<<<<

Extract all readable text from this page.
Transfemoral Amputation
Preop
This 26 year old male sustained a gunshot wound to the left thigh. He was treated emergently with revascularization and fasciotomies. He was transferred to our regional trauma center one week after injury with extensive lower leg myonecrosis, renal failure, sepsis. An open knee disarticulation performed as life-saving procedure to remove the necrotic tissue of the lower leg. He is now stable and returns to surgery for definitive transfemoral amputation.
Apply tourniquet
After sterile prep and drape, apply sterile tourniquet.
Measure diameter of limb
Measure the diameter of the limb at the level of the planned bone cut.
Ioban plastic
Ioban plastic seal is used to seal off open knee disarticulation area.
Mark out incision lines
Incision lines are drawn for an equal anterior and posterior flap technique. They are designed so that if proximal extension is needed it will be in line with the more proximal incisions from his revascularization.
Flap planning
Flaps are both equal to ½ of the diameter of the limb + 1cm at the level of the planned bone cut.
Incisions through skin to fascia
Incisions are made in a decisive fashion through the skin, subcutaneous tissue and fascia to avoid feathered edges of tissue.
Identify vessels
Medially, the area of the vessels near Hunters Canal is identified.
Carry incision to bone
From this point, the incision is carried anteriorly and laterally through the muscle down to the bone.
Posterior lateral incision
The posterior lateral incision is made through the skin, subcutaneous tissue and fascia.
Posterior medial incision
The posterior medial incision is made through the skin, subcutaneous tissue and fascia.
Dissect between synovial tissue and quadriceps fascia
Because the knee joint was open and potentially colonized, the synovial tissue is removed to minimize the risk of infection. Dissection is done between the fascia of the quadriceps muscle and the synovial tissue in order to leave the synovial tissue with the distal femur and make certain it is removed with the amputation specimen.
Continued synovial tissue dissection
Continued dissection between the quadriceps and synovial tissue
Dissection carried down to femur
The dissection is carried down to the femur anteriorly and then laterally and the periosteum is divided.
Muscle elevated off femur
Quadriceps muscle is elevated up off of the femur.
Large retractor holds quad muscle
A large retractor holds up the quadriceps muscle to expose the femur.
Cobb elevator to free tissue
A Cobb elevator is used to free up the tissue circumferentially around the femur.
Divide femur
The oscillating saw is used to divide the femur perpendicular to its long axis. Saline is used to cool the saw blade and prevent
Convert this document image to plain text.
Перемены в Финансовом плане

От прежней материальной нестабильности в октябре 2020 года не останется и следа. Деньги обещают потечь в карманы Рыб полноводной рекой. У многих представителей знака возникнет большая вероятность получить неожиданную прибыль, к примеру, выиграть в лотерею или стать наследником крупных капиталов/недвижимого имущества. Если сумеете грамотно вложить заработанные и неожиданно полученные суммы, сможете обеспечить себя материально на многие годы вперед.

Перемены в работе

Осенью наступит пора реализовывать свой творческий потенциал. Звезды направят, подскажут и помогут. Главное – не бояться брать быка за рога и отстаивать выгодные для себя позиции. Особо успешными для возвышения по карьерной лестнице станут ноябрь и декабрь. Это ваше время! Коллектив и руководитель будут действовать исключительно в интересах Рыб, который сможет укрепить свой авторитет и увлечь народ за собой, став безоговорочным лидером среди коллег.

>>>>
<<<<

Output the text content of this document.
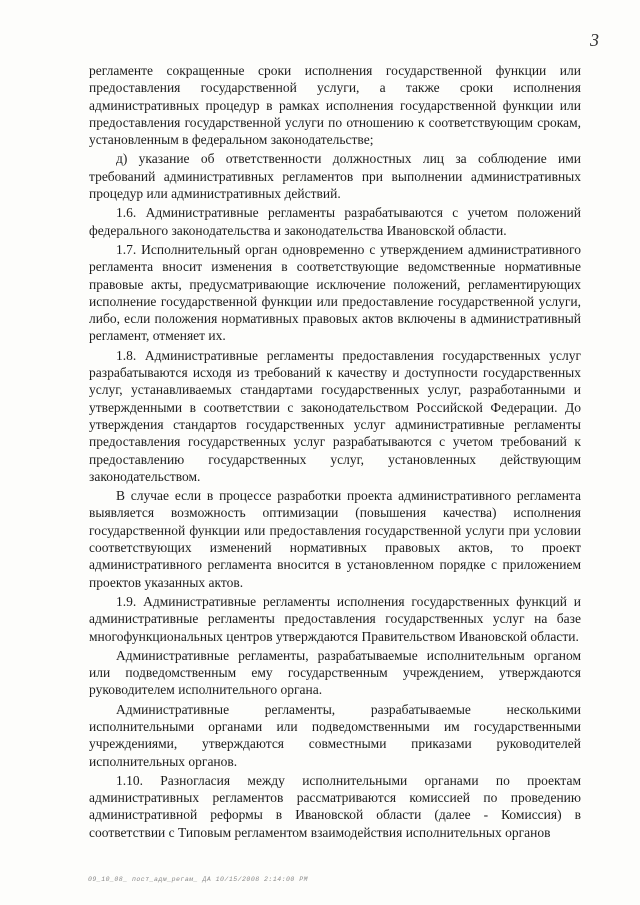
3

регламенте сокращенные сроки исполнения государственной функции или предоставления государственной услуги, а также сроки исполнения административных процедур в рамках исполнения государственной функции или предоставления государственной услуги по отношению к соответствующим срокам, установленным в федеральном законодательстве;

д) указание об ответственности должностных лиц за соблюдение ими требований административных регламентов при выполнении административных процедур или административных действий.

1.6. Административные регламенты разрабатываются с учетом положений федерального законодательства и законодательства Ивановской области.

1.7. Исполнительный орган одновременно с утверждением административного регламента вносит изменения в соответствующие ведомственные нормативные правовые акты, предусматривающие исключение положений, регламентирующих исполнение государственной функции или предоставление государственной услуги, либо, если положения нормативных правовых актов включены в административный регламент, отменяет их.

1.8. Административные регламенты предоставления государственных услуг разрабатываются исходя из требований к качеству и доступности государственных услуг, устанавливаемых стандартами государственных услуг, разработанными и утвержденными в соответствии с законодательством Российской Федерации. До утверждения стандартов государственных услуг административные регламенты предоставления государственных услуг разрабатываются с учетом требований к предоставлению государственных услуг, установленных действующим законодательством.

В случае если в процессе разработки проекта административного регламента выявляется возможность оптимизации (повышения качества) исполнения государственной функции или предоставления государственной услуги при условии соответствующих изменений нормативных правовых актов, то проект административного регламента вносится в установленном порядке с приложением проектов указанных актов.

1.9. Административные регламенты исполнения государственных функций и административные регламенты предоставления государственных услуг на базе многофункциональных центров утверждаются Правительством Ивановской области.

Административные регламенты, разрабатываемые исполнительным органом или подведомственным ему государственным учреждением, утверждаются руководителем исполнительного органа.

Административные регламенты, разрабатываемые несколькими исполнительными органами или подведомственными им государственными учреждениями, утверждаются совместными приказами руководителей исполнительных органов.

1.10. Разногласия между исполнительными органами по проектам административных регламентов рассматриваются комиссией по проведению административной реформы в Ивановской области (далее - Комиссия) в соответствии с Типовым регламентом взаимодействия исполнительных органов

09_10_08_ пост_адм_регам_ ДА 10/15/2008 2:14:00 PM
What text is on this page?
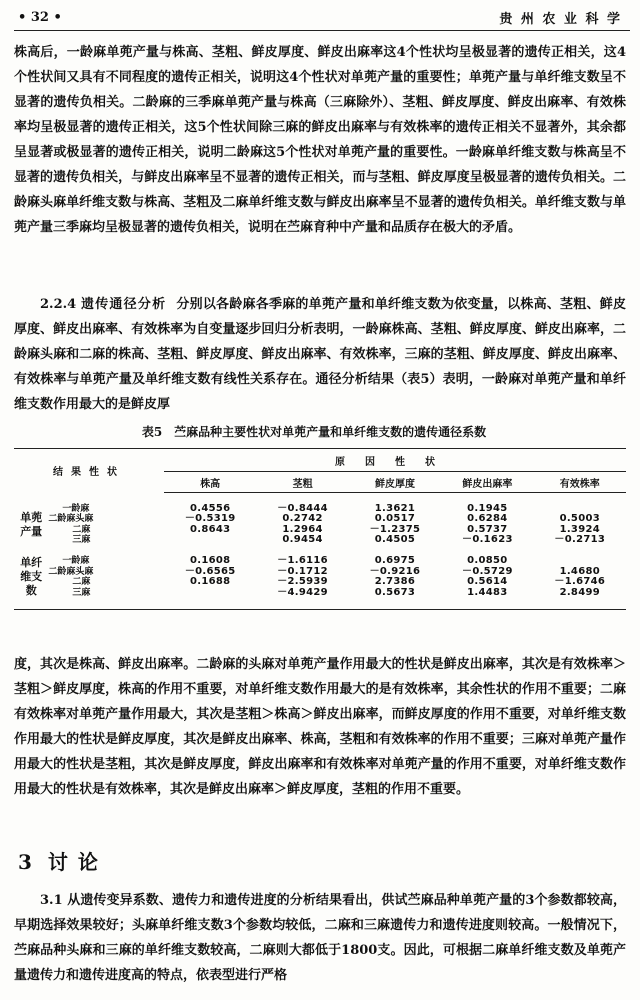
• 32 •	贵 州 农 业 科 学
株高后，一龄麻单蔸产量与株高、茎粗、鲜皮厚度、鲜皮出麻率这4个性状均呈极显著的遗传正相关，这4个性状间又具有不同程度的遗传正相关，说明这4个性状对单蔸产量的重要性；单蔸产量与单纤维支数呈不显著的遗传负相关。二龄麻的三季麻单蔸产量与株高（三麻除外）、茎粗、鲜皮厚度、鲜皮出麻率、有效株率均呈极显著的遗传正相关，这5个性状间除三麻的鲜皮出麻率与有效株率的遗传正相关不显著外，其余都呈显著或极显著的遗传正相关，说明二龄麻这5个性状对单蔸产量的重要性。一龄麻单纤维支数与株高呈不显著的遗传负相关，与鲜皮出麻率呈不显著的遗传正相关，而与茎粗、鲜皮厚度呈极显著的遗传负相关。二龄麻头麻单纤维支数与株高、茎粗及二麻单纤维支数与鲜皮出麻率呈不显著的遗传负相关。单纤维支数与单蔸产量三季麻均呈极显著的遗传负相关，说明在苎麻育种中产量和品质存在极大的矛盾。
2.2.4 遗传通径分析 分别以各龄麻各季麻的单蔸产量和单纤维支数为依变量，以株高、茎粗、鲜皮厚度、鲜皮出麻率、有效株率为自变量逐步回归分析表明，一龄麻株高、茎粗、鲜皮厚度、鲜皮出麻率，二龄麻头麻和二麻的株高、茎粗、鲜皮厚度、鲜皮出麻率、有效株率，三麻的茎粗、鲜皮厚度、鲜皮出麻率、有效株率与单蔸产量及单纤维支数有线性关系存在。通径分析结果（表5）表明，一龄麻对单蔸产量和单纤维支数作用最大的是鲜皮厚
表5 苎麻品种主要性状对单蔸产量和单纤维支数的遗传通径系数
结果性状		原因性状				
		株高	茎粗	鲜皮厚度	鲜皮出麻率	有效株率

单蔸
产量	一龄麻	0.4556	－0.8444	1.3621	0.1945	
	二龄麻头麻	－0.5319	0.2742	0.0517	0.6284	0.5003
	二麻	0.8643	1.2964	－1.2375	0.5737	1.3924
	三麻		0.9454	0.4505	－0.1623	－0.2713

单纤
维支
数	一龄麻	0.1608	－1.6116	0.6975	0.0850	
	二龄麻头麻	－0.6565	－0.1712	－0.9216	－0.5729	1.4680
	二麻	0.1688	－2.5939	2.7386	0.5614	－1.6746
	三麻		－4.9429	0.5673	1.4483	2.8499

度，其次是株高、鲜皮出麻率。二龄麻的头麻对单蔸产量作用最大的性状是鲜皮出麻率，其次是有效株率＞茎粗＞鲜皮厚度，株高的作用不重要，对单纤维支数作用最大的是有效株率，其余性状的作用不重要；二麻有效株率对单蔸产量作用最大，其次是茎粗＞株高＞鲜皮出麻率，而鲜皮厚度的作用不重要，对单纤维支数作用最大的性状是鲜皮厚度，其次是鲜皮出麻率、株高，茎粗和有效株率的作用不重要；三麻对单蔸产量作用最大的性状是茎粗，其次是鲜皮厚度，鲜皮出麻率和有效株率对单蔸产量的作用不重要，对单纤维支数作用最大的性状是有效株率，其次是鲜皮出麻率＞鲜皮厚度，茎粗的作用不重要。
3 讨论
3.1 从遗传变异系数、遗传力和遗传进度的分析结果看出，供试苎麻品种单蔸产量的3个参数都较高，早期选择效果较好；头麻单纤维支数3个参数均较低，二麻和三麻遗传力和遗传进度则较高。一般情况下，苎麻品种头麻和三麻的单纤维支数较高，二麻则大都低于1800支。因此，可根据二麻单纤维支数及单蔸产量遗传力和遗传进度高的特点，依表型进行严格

>>>>

* _Written instruction_: Determine how many lines of the data contain the word "области", and reply with that number only.

* _Reply_: 3